TASK DIRECTIONS :: Starting at the line that holds "Transcribe the text in this document.", quote every line through the end of the records, both boundary lines included. Omit the pictures.

PROVIDED ENTRIES ::
>> begin

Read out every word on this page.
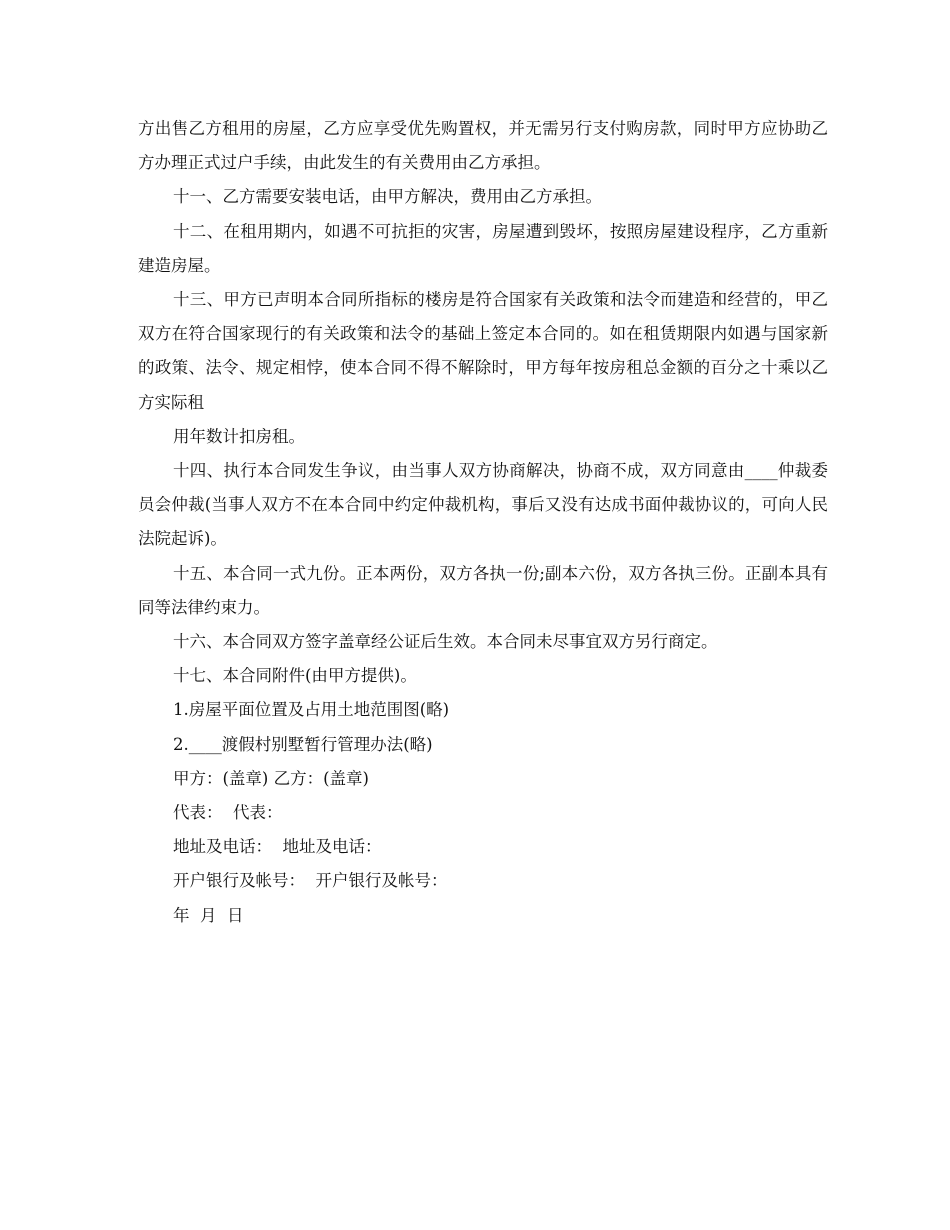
方出售乙方租用的房屋，乙方应享受优先购置权，并无需另行支付购房款，同时甲方应协助乙方办理正式过户手续，由此发生的有关费用由乙方承担。

十一、乙方需要安装电话，由甲方解决，费用由乙方承担。

十二、在租用期内，如遇不可抗拒的灾害，房屋遭到毁坏，按照房屋建设程序，乙方重新建造房屋。

十三、甲方已声明本合同所指标的楼房是符合国家有关政策和法令而建造和经营的，甲乙双方在符合国家现行的有关政策和法令的基础上签定本合同的。如在租赁期限内如遇与国家新的政策、法令、规定相悖，使本合同不得不解除时，甲方每年按房租总金额的百分之十乘以乙方实际租

用年数计扣房租。

十四、执行本合同发生争议，由当事人双方协商解决，协商不成，双方同意由____仲裁委员会仲裁(当事人双方不在本合同中约定仲裁机构，事后又没有达成书面仲裁协议的，可向人民法院起诉)。

十五、本合同一式九份。正本两份，双方各执一份;副本六份，双方各执三份。正副本具有同等法律约束力。

十六、本合同双方签字盖章经公证后生效。本合同未尽事宜双方另行商定。

十七、本合同附件(由甲方提供)。

1.房屋平面位置及占用土地范围图(略)

2.____渡假村别墅暂行管理办法(略)

甲方：(盖章) 乙方：(盖章)

代表：  代表：

地址及电话：  地址及电话：

开户银行及帐号：  开户银行及帐号：

年  月  日
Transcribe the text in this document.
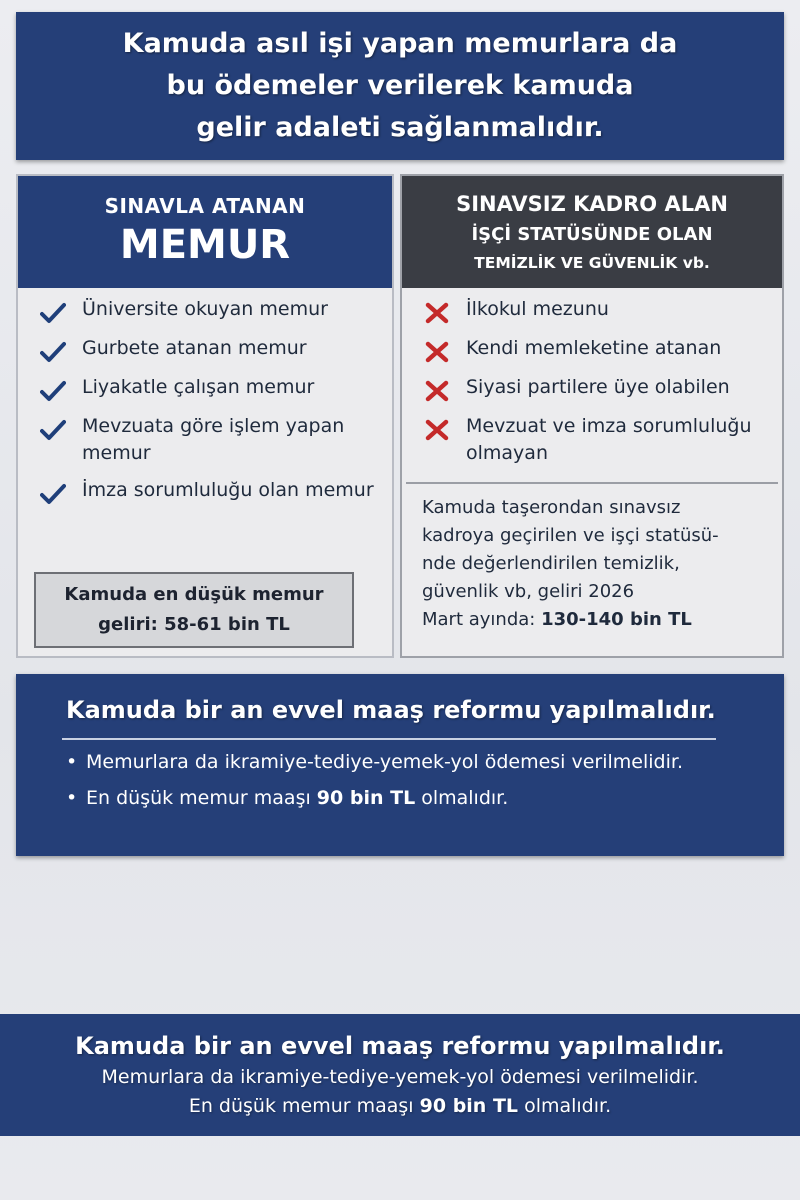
Kamuda asıl işi yapan memurlara da
bu ödemeler verilerek kamuda
gelir adaleti sağlanmalıdır.
SINAVLA ATANAN
MEMUR
Üniversite okuyan memur
Gurbete atanan memur
Liyakatle çalışan memur
Mevzuata göre işlem yapan memur
İmza sorumluluğu olan memur
Kamuda en düşük memur
geliri: 58-61 bin TL
SINAVSIZ KADRO ALAN
İŞÇİ STATÜSÜNDE OLAN
TEMİZLİK VE GÜVENLİK vb.
İlkokul mezunu
Kendi memleketine atanan
Siyasi partilere üye olabilen
Mevzuat ve imza sorumluluğu olmayan
Kamuda taşerondan sınavsız
kadroya geçirilen ve işçi statüsü-
nde değerlendirilen temizlik,
güvenlik vb, geliri 2026
Mart ayında: 130-140 bin TL
Kamuda bir an evvel maaş reformu yapılmalıdır.
• Memurlara da ikramiye-tediye-yemek-yol ödemesi verilmelidir.
• En düşük memur maaşı 90 bin TL olmalıdır.
Kamuda bir an evvel maaş reformu yapılmalıdır.
Memurlara da ikramiye-tediye-yemek-yol ödemesi verilmelidir.
En düşük memur maaşı 90 bin TL olmalıdır.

>> end

ANSWER BELOW ::
Transcribe the text in this document.
Kamuda asıl işi yapan memurlara da
bu ödemeler verilerek kamuda
gelir adaleti sağlanmalıdır.
SINAVLA ATANAN
MEMUR
Üniversite okuyan memur
Gurbete atanan memur
Liyakatle çalışan memur
Mevzuata göre işlem yapan memur
İmza sorumluluğu olan memur
Kamuda en düşük memur
geliri: 58-61 bin TL
SINAVSIZ KADRO ALAN
İŞÇİ STATÜSÜNDE OLAN
TEMİZLİK VE GÜVENLİK vb.
İlkokul mezunu
Kendi memleketine atanan
Siyasi partilere üye olabilen
Mevzuat ve imza sorumluluğu olmayan
Kamuda taşerondan sınavsız
kadroya geçirilen ve işçi statüsü-
nde değerlendirilen temizlik,
güvenlik vb, geliri 2026
Mart ayında: 130-140 bin TL
Kamuda bir an evvel maaş reformu yapılmalıdır.
• Memurlara da ikramiye-tediye-yemek-yol ödemesi verilmelidir.
• En düşük memur maaşı 90 bin TL olmalıdır.
Kamuda bir an evvel maaş reformu yapılmalıdır.
Memurlara da ikramiye-tediye-yemek-yol ödemesi verilmelidir.
En düşük memur maaşı 90 bin TL olmalıdır.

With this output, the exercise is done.